III. “Other Crimes” Evidence

A. Applicable Legal Principles

“It is a principle of long standing in our law that evidence of one crime is inadmissible to prove disposition to commit crime, from which the jury may infer that the defendant committed the crime charged.” Drew v. United States, 118 U.S.App.D.C. 11, 15, 331 F.2d 85, 89 (1964) *1143(emphasis in original). “Since the likelihood that juries will make such an improper inference is high, courts presume prejudice and exclude evidence of other crimes unless that evidence can be admitted for some substantial, legitimate purpose.” Id. at 15-16, 331 F.2d at 89-90 (footnotes omitted; emphasis added). Importantly, “the presumption of prejudice that attends other crimes evidence” does not apply if (1) the evidence is “offered for a substantial, legitimate purpose”; (2) the government demonstrates by clear and convincing evidence that the defendant committed the other crime; and (3) the legitimate probative value of the evidence is not substantially outweighed by the danger of unfair prejudice. Johnson v. United States, 683 A.2d 1087, 1092-93 (D.C.1996) (en banc).
════
# EXPLORE THE MATERIAL
1. Under the passage on "other crimes" evidence, what are all the conditions that must be met for the presumption of prejudice not to apply?
2. Resume the passage on "other crimes" evidence from its last sentence and carry it forward.

Data items
════
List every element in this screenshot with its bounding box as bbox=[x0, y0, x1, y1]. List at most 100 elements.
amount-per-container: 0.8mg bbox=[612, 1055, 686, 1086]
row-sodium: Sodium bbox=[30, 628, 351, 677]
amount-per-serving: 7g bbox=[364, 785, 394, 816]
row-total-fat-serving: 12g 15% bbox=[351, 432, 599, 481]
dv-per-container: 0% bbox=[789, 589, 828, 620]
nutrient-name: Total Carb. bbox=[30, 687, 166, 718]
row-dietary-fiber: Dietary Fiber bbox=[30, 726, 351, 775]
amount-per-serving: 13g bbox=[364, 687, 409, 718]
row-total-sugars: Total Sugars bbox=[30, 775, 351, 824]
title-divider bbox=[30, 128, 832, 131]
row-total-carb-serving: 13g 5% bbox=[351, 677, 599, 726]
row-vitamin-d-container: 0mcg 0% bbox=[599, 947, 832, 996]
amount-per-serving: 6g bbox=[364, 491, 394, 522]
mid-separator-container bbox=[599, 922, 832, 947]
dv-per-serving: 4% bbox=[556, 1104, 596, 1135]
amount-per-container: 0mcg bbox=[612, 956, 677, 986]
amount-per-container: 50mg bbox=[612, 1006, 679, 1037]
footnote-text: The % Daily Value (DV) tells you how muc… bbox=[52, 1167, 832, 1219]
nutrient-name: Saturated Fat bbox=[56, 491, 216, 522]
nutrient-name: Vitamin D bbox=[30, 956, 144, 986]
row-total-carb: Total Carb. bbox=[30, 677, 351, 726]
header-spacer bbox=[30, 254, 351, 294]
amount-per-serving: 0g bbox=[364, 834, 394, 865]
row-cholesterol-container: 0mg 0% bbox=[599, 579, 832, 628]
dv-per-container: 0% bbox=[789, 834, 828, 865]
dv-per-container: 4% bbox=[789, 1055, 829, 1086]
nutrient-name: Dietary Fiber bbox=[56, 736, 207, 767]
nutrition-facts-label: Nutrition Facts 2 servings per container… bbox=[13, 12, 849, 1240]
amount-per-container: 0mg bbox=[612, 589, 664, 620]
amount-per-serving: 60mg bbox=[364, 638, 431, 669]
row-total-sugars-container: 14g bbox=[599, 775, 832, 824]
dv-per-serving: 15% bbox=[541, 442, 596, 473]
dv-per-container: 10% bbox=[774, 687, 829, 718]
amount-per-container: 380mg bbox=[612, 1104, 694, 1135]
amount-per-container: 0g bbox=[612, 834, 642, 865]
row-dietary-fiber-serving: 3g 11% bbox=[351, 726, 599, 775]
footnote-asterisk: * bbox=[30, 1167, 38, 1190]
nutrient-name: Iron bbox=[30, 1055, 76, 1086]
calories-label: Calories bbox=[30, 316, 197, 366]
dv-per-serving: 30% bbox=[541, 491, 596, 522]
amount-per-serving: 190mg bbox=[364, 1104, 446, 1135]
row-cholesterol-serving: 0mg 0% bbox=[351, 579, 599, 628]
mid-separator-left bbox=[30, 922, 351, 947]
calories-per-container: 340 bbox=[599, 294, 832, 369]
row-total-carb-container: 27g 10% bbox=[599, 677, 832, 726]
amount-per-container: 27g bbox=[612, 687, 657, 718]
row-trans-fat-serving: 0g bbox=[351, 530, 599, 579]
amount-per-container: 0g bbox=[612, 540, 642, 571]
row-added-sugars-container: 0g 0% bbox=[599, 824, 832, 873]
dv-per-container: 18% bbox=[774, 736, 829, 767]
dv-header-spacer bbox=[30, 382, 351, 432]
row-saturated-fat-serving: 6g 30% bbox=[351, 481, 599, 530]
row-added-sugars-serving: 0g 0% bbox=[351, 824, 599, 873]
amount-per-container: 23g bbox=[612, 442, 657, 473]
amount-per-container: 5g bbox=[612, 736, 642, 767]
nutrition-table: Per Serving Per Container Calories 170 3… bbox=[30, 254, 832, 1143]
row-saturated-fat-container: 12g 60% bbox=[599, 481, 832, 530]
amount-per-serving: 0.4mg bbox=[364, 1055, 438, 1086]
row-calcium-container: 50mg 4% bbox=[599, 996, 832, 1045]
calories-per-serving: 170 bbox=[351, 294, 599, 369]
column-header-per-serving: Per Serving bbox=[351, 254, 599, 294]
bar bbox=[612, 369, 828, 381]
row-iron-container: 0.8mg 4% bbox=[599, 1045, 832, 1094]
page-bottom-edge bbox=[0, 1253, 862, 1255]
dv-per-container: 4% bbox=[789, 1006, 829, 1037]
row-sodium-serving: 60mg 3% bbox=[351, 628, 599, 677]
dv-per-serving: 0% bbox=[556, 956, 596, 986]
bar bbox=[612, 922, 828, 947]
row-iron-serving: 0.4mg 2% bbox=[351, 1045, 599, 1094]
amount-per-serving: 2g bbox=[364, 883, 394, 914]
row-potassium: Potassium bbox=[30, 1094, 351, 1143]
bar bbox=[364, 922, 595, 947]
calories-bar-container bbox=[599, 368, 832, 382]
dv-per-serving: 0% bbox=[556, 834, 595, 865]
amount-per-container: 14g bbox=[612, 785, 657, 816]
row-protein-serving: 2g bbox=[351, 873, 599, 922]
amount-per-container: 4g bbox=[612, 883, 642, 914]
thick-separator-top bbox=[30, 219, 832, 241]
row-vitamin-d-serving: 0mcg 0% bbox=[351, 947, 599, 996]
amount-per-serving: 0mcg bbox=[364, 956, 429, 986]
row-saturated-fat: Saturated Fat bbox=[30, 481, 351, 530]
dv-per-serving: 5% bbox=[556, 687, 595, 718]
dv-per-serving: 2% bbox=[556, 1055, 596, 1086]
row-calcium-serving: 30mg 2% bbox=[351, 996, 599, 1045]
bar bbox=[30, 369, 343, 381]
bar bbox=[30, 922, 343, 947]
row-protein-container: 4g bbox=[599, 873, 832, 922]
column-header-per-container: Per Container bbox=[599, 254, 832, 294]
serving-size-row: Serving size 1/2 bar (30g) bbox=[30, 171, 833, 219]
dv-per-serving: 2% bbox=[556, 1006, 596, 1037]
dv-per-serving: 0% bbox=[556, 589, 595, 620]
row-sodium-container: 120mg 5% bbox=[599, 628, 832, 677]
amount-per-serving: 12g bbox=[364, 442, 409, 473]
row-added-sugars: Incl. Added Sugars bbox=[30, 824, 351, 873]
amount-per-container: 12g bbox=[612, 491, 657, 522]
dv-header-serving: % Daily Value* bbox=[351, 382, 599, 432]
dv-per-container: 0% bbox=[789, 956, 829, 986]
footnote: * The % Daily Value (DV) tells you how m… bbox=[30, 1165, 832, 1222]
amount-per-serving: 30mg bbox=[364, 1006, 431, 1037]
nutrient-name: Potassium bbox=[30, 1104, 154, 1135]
════
# ANSWERS PER TASK
1.
1. The evidence is offered for a substantial, legitimate purpose.
2. The government demonstrates by clear and convincing evidence that the defendant committed the other crime.
3. The legitimate probative value of the evidence is not substantially outweighed by the danger of unfair prejudice.

2.
Valid, non-propensity purposes “includ[e], but [are] not limited to[,]” proof of identity, motive, intent, absence of mistake or accident, and common scheme or plan. Johnson, 683 A.2d at 1092. Moreover, the “Drew strictures” do not apply where evidence “(1) is direct and substantial proof of the charged crime, (2) is closely intertwined with the evidence of the charged crime, or (3) is necessary to place the charged crime in an understandable context.” Id. at 1098. We review the trial court’s decision to admit evidence, including evidence of other crimes, for an abuse of discretion. Nellson v. United States, 989 A.2d 1122, 1126 (D.C.2010) (citing Artis v. United States, 505 A.2d 52, 56 (D.C.1986)).

B. Procedural Background

As explained above, firearms examiners determined that the .45-caliber pistol used in the Check Into Cash robbery in North Carolina (and later recovered from Ward’s North Carolina apartment) had been used to murder Valentine in the District of Columbia. Testing also established that the 9-millimeter pistol recovered from Ward’s apartment was the same 9-millimeter pistol used in the North Carolina robbery. Police also discovered, and store manager Geil identified, clothing that the robbers discarded behind the store. From that clothing, forensic analysts recovered DNA profiles matching Jones and Leaks.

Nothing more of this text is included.